-- BEGIN --
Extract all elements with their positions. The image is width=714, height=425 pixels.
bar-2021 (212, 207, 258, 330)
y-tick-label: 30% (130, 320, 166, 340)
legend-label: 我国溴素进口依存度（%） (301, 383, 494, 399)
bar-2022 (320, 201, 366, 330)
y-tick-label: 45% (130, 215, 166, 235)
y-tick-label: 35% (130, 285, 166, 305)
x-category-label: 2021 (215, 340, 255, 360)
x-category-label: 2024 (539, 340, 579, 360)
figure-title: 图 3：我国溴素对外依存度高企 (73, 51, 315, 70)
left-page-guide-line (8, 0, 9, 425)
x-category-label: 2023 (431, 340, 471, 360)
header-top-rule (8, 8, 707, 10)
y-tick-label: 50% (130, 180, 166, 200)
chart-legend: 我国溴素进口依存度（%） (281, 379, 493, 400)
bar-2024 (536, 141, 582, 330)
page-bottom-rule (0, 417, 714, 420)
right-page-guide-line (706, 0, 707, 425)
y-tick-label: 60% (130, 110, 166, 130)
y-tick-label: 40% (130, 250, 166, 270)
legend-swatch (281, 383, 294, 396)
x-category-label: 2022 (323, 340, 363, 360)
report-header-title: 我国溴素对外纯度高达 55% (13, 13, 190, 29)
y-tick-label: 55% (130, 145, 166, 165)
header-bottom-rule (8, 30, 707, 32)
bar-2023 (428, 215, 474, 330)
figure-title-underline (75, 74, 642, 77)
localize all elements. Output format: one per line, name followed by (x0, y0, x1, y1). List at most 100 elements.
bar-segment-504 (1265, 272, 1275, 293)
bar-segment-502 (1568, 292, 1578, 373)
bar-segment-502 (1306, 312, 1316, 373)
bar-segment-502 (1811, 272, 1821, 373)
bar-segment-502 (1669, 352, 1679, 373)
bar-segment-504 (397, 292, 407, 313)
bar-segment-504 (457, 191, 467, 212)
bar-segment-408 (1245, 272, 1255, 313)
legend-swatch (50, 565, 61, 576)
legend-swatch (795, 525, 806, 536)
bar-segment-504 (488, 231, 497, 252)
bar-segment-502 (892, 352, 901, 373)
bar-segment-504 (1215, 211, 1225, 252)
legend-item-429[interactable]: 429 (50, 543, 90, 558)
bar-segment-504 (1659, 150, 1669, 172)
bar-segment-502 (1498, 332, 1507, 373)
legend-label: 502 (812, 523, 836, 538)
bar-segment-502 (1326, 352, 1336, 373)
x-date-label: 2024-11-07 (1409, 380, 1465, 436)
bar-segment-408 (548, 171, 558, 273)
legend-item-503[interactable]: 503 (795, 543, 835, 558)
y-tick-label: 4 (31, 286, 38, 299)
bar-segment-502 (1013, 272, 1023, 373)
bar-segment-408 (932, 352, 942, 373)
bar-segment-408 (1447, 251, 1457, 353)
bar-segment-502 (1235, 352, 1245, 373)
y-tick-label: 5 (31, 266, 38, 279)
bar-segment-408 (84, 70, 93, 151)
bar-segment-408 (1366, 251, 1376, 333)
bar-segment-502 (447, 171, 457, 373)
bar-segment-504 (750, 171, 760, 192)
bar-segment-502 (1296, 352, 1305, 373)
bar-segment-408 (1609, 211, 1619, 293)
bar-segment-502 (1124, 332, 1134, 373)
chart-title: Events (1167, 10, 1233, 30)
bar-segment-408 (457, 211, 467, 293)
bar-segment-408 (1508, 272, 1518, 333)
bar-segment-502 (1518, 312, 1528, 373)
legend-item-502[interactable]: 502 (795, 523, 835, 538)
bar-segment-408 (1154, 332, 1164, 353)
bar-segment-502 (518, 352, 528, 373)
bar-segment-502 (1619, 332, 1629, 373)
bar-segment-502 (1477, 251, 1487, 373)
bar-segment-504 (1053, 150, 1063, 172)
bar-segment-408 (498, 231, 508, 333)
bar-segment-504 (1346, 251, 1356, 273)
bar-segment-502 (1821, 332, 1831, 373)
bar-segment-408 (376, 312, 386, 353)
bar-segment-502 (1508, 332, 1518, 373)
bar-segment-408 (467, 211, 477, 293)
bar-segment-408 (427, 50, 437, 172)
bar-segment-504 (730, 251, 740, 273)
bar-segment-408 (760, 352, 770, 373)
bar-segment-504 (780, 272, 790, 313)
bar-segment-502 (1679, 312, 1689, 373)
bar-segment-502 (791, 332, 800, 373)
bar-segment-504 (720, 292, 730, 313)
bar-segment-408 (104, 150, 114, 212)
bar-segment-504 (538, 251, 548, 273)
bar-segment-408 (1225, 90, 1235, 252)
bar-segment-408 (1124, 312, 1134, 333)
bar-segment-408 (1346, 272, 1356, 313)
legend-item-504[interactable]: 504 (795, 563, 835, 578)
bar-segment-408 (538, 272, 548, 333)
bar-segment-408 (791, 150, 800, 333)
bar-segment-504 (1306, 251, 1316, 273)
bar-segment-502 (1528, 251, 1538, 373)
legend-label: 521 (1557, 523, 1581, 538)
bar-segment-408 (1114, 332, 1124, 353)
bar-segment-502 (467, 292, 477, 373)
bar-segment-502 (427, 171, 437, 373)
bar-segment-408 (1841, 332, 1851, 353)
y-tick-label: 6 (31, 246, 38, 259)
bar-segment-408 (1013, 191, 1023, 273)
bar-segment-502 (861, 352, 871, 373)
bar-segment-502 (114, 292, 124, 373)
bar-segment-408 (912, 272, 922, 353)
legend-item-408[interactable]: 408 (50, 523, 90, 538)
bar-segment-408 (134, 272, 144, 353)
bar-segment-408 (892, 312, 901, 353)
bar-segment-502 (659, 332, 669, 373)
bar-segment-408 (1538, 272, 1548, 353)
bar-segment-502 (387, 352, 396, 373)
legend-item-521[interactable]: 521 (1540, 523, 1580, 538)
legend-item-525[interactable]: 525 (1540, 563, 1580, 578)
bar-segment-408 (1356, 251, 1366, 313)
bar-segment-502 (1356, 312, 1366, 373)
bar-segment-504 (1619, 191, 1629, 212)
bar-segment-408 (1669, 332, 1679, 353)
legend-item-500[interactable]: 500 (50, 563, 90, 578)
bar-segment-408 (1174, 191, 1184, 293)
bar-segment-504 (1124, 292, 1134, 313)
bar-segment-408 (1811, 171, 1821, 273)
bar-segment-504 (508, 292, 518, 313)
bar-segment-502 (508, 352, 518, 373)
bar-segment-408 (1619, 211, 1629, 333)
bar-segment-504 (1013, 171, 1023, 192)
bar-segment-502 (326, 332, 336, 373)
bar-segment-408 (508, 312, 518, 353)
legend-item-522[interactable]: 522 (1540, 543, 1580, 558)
-- END --
Put each line of the entries above into a two-column Markdown table headed Row and Line. Number the rows in order and omit any blank lines.

> Correct response:
| Row | Line |
|---|---|
| 1 | Extract all elements with their positions. The image is width=714, height=425 pixels. |
| 2 | bar-2021 (212, 207, 258, 330) |
| 3 | y-tick-label: 30% (130, 320, 166, 340) |
| 4 | legend-label: 我国溴素进口依存度（%） (301, 383, 494, 399) |
| 5 | bar-2022 (320, 201, 366, 330) |
| 6 | y-tick-label: 45% (130, 215, 166, 235) |
| 7 | y-tick-label: 35% (130, 285, 166, 305) |
| 8 | x-category-label: 2021 (215, 340, 255, 360) |
| 9 | x-category-label: 2024 (539, 340, 579, 360) |
| 10 | figure-title: 图 3：我国溴素对外依存度高企 (73, 51, 315, 70) |
| 11 | left-page-guide-line (8, 0, 9, 425) |
| 12 | x-category-label: 2023 (431, 340, 471, 360) |
| 13 | header-top-rule (8, 8, 707, 10) |
| 14 | y-tick-label: 50% (130, 180, 166, 200) |
| 15 | chart-legend: 我国溴素进口依存度（%） (281, 379, 493, 400) |
| 16 | bar-2024 (536, 141, 582, 330) |
| 17 | page-bottom-rule (0, 417, 714, 420) |
| 18 | right-page-guide-line (706, 0, 707, 425) |
| 19 | y-tick-label: 60% (130, 110, 166, 130) |
| 20 | y-tick-label: 40% (130, 250, 166, 270) |
| 21 | legend-swatch (281, 383, 294, 396) |
| 22 | x-category-label: 2022 (323, 340, 363, 360) |
| 23 | report-header-title: 我国溴素对外纯度高达 55% (13, 13, 190, 29) |
| 24 | y-tick-label: 55% (130, 145, 166, 165) |
| 25 | header-bottom-rule (8, 30, 707, 32) |
| 26 | bar-2023 (428, 215, 474, 330) |
| 27 | figure-title-underline (75, 74, 642, 77) |
| 28 | localize all elements. Output format: one per line, name followed by (x0, y0, x1, y1). List at most 100 elements. |
| 29 | bar-segment-504 (1265, 272, 1275, 293) |
| 30 | bar-segment-502 (1568, 292, 1578, 373) |
| 31 | bar-segment-502 (1306, 312, 1316, 373) |
| 32 | bar-segment-502 (1811, 272, 1821, 373) |
| 33 | bar-segment-502 (1669, 352, 1679, 373) |
| 34 | bar-segment-504 (397, 292, 407, 313) |
| 35 | bar-segment-504 (457, 191, 467, 212) |
| 36 | bar-segment-408 (1245, 272, 1255, 313) |
| 37 | legend-swatch (50, 565, 61, 576) |
| 38 | legend-swatch (795, 525, 806, 536) |
| 39 | bar-segment-504 (488, 231, 497, 252) |
| 40 | bar-segment-502 (892, 352, 901, 373) |
| 41 | bar-segment-504 (1215, 211, 1225, 252) |
| 42 | legend-item-429[interactable]: 429 (50, 543, 90, 558) |
| 43 | bar-segment-504 (1659, 150, 1669, 172) |
| 44 | bar-segment-502 (1498, 332, 1507, 373) |
| 45 | legend-label: 502 (812, 523, 836, 538) |
| 46 | bar-segment-502 (1326, 352, 1336, 373) |
| 47 | x-date-label: 2024-11-07 (1409, 380, 1465, 436) |
| 48 | bar-segment-408 (548, 171, 558, 273) |
| 49 | legend-item-503[interactable]: 503 (795, 543, 835, 558) |
| 50 | y-tick-label: 4 (31, 286, 38, 299) |
| 51 | bar-segment-502 (1013, 272, 1023, 373) |
| 52 | bar-segment-408 (932, 352, 942, 373) |
| 53 | bar-segment-408 (1447, 251, 1457, 353) |
| 54 | bar-segment-502 (1235, 352, 1245, 373) |
| 55 | y-tick-label: 5 (31, 266, 38, 279) |
| 56 | bar-segment-408 (84, 70, 93, 151) |
| 57 | bar-segment-408 (1366, 251, 1376, 333) |
| 58 | bar-segment-502 (447, 171, 457, 373) |
| 59 | bar-segment-504 (750, 171, 760, 192) |
| 60 | bar-segment-502 (1296, 352, 1305, 373) |
| 61 | bar-segment-408 (1609, 211, 1619, 293) |
| 62 | bar-segment-502 (1124, 332, 1134, 373) |
| 63 | chart-title: Events (1167, 10, 1233, 30) |
| 64 | bar-segment-408 (457, 211, 467, 293) |
| 65 | bar-segment-408 (1508, 272, 1518, 333) |
| 66 | bar-segment-502 (1518, 312, 1528, 373) |
| 67 | legend-item-502[interactable]: 502 (795, 523, 835, 538) |
| 68 | bar-segment-408 (1154, 332, 1164, 353) |
| 69 | bar-segment-502 (518, 352, 528, 373) |
| 70 | bar-segment-502 (1619, 332, 1629, 373) |
| 71 | bar-segment-502 (1477, 251, 1487, 373) |
| 72 | bar-segment-504 (1053, 150, 1063, 172) |
| 73 | bar-segment-408 (498, 231, 508, 333) |
| 74 | bar-segment-504 (1346, 251, 1356, 273) |
| 75 | bar-segment-502 (1821, 332, 1831, 373) |
| 76 | bar-segment-408 (376, 312, 386, 353) |
| 77 | bar-segment-502 (1508, 332, 1518, 373) |
| 78 | bar-segment-408 (467, 211, 477, 293) |
| 79 | bar-segment-408 (427, 50, 437, 172) |
| 80 | bar-segment-504 (730, 251, 740, 273) |
| 81 | bar-segment-408 (760, 352, 770, 373) |
| 82 | bar-segment-504 (780, 272, 790, 313) |
| 83 | bar-segment-502 (1679, 312, 1689, 373) |
| 84 | bar-segment-502 (791, 332, 800, 373) |
| 85 | bar-segment-504 (720, 292, 730, 313) |
| 86 | bar-segment-408 (104, 150, 114, 212) |
| 87 | bar-segment-504 (538, 251, 548, 273) |
| 88 | bar-segment-408 (1225, 90, 1235, 252) |
| 89 | bar-segment-408 (1124, 312, 1134, 333) |
| 90 | bar-segment-408 (1346, 272, 1356, 313) |
| 91 | legend-item-504[interactable]: 504 (795, 563, 835, 578) |
| 92 | bar-segment-408 (538, 272, 548, 333) |
| 93 | bar-segment-408 (791, 150, 800, 333) |
| 94 | bar-segment-504 (1306, 251, 1316, 273) |
| 95 | bar-segment-502 (1528, 251, 1538, 373) |
| 96 | legend-label: 521 (1557, 523, 1581, 538) |
| 97 | bar-segment-408 (1114, 332, 1124, 353) |
| 98 | bar-segment-502 (467, 292, 477, 373) |
| 99 | bar-segment-502 (427, 171, 437, 373) |
| 100 | bar-segment-408 (1841, 332, 1851, 353) |
| 101 | y-tick-label: 6 (31, 246, 38, 259) |
| 102 | bar-segment-408 (1013, 191, 1023, 273) |
| 103 | bar-segment-502 (861, 352, 871, 373) |
| 104 | bar-segment-502 (114, 292, 124, 373) |
| 105 | bar-segment-408 (912, 272, 922, 353) |
| 106 | legend-item-408[interactable]: 408 (50, 523, 90, 538) |
| 107 | bar-segment-408 (134, 272, 144, 353) |
| 108 | bar-segment-408 (892, 312, 901, 353) |
| 109 | bar-segment-502 (659, 332, 669, 373) |
| 110 | bar-segment-408 (1538, 272, 1548, 353) |
| 111 | bar-segment-502 (387, 352, 396, 373) |
| 112 | legend-item-521[interactable]: 521 (1540, 523, 1580, 538) |
| 113 | legend-item-525[interactable]: 525 (1540, 563, 1580, 578) |
| 114 | bar-segment-408 (1356, 251, 1366, 313) |
| 115 | bar-segment-502 (1356, 312, 1366, 373) |
| 116 | bar-segment-504 (1619, 191, 1629, 212) |
| 117 | bar-segment-408 (1669, 332, 1679, 353) |
| 118 | legend-item-500[interactable]: 500 (50, 563, 90, 578) |
| 119 | bar-segment-408 (1174, 191, 1184, 293) |
| 120 | bar-segment-504 (1124, 292, 1134, 313) |
| 121 | bar-segment-408 (1811, 171, 1821, 273) |
| 122 | bar-segment-504 (508, 292, 518, 313) |
| 123 | bar-segment-502 (508, 352, 518, 373) |
| 124 | bar-segment-408 (1619, 211, 1629, 333) |
| 125 | bar-segment-504 (1013, 171, 1023, 192) |
| 126 | bar-segment-502 (326, 332, 336, 373) |
| 127 | bar-segment-408 (508, 312, 518, 353) |
| 128 | legend-item-522[interactable]: 522 (1540, 543, 1580, 558) |